DATA PROVIDED ::
§

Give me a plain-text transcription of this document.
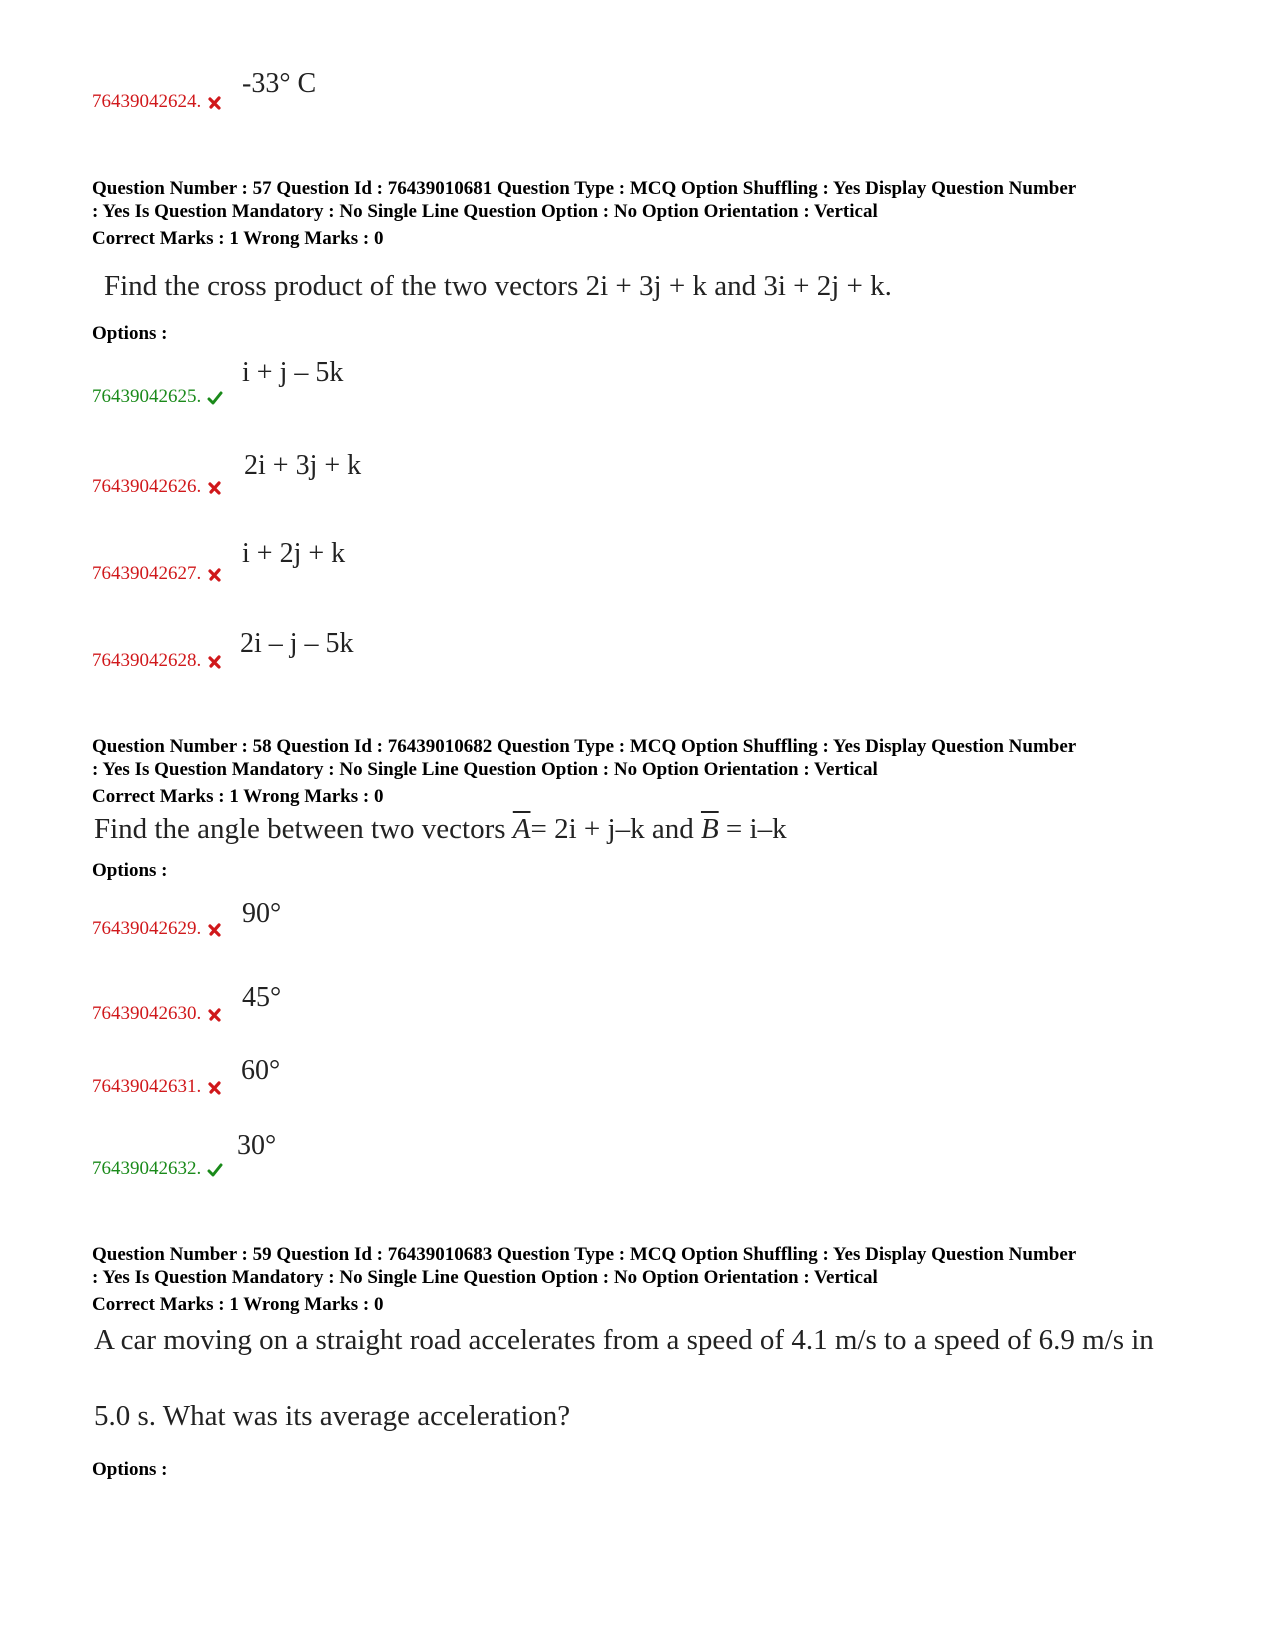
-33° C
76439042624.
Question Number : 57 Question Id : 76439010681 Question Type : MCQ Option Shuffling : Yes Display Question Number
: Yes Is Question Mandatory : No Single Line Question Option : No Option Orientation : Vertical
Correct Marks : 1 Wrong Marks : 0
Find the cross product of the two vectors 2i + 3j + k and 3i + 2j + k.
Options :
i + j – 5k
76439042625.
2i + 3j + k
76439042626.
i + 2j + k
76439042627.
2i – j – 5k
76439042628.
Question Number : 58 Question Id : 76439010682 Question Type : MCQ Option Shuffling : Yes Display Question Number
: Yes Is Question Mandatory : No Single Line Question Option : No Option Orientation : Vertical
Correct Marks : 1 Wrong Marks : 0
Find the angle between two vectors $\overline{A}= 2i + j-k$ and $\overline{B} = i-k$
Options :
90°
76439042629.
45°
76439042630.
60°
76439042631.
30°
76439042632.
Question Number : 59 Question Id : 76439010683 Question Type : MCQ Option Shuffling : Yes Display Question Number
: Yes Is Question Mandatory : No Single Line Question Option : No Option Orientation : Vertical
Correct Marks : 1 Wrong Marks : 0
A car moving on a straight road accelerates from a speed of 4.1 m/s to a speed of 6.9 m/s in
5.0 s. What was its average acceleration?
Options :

§

TASK INSTRUCTIONS ::
Report how many lines of the listing hold the string "vectors", giving only the number.

SOLUTION TO THIS EXERCISE ::
2